Théodoric 1er le Grand (v. 455 - 526)
Roi des Ostrogoths (474-526)
Chef des Ostrogoths [1] à la mort de son père, le roi Thiudimir vassal d’Attila, Il passa les premières années de sa jeunesse en Pannonie [2], où les Ostrogoths venaient d’être installés comme fédérés de Rome à la suite d’un traité conclu en 454.
Les Ostrogoths se révoltèrent en 458-459, pillant la Dalmatie [3]. Mais les Romains, alors confrontés aux Vandales [4] de Genséric, cherchèrent à se réconcilier avec leurs fédérés. Ils acceptèrent de leur verser de l’or en échange de l’arrêt des pillages, traité qui fut garanti par l’envoi du jeune Théodoric à Constantinople, où il resta otage jusqu’en 471. Revenu en Pannonie, il succéda à son père en 474. Il usa alors de ses relations à Constantinople pour obtenir de meilleures conditions de vie pour son peuple, qu’il pu installer dans la riche Macédoine.
Ses rapports avec l’empereur Zénon furent équivoques. L’empereur en fit l’un de ses généraux, l’éleva au rang de patrice à l’instar du roi des Hérules [5], Odoacre, qui gouvernait à Rome, mais Théodoric gardait son indépendance. Tour à tour son allié ou son adversaire, il chercha à se rendre indispensable tout en obtenant le maximum d’avantages pour les Ostrogoths. Pour Zénon, il fut un partenaire encombrant et incommode, dont il ne pu cependant se passer. Ce fut, en effet, le roi ostrogoth qui aida l’empereur à vaincre un usurpateur en Asie Mineure en 485.
Mais, en 488, il n’hésita pas à marcher sur Constantinople pour demander de nouvelles terres pour son peuple, qui subissait alors les incursions des Bulgares. Zénon lui suggéra alors de s’installer en Italie. Par ce moyen, il se débarrassait de lui en le lançant contre Odoacre, maître de Rome depuis 476, et visait à maintenir l’autorité nominale de l’empire sur l’Italie. À l’automne 488, les Ostrogoths quittèrent les Balkans et arrivèrent en Italie du Nord au printemps. Odoacre résista jusqu’en mars 493 dans Ravenne assiégée, avant d’être assassiné traîtreusement par son rival. Maître désormais d’un espace qui incluait la Dalmatie, la Pannonie, le Norique [6], la Rhétie [7] et l’Italie, il voulut officiellement ressusciter l’Empire romain d’Occident, selon la promesse de lui déléguer ses pouvoirs faite par Zénon, promesse que l’empereur ne tint cependant pas.

=====

Exercices:
1 > Recopiez, dans le texte sur Théodoric, le passage allant de « Mais, en 488, il » jusqu'à « tint cependant pas. » inclus.
2 > Poursuivez le texte sur Théodoric après sa dernière phrase.

Matériel recueilli:
=====

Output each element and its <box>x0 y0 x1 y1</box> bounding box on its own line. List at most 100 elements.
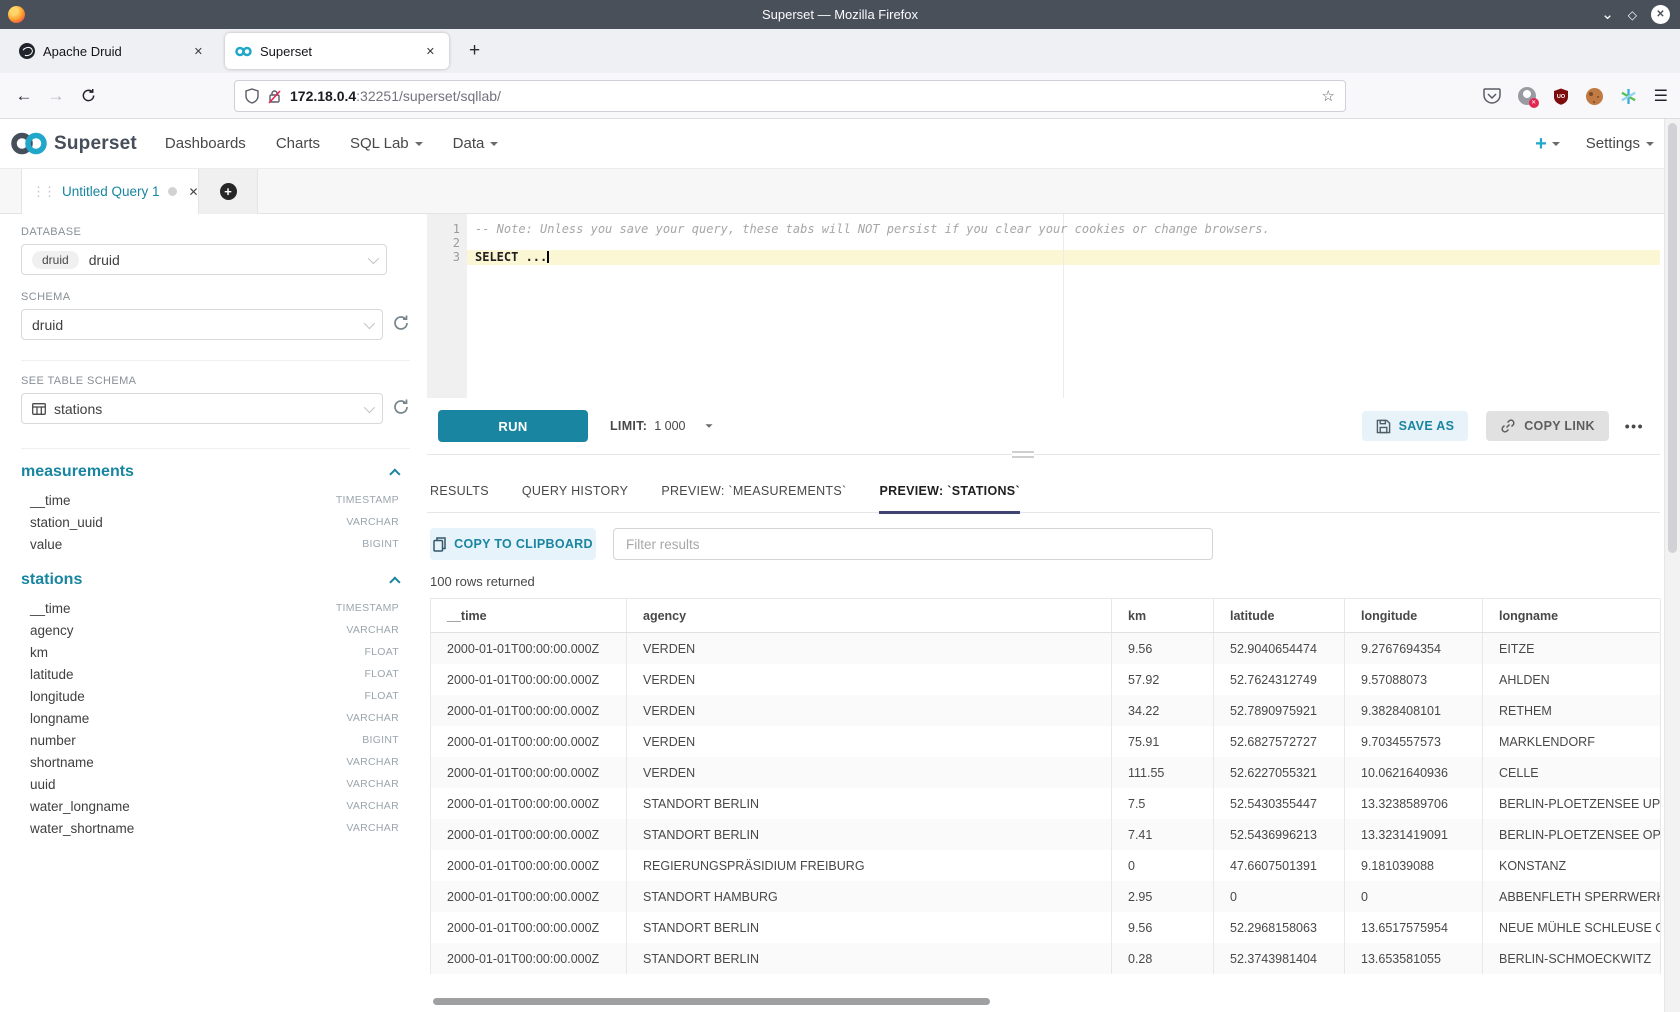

=====

Résultats des exercices:
1 >
Mais, en 488, il n’hésita pas à marcher sur Constantinople pour demander de nouvelles terres pour son peuple, qui subissait alors les incursions des Bulgares. Zénon lui suggéra alors de s’installer en Italie. Par ce moyen, il se débarrassait de lui en le lançant contre Odoacre, maître de Rome depuis 476, et visait à maintenir l’autorité nominale de l’empire sur l’Italie. À l’automne 488, les Ostrogoths quittèrent les Balkans et arrivèrent en Italie du Nord au printemps. Odoacre résista jusqu’en mars 493 dans Ravenne assiégée, avant d’être assassiné traîtreusement par son rival. Maître désormais d’un espace qui incluait la Dalmatie, la Pannonie, le Norique [6], la Rhétie [7] et l’Italie, il voulut officiellement ressusciter l’Empire romain d’Occident, selon la promesse de lui déléguer ses pouvoirs faite par Zénon, promesse que l’empereur ne tint cependant pas.

2 >
Roi en Italie par la volonté des seuls Ostrogoths, il ne chercha jamais à se soustraire à l’autorité nominale de Constantinople. Cependant, malgré sa culture romanisée, il restait un Barbare, et les relations avec Anastase 1er, successeur de Zénon en 491, furent parfois difficiles. En 497, Anastase finit cependant par confirmer Théodoric dans ses pouvoirs. Installé à Ravenne, sa capitale, dont il fit un brillant foyer de culture, il défendit l’Italie impériale contre les Vandales d’Afrique, contre les Francs en Provence, contre les Gépides [8] et autres peuples en Dalmatie.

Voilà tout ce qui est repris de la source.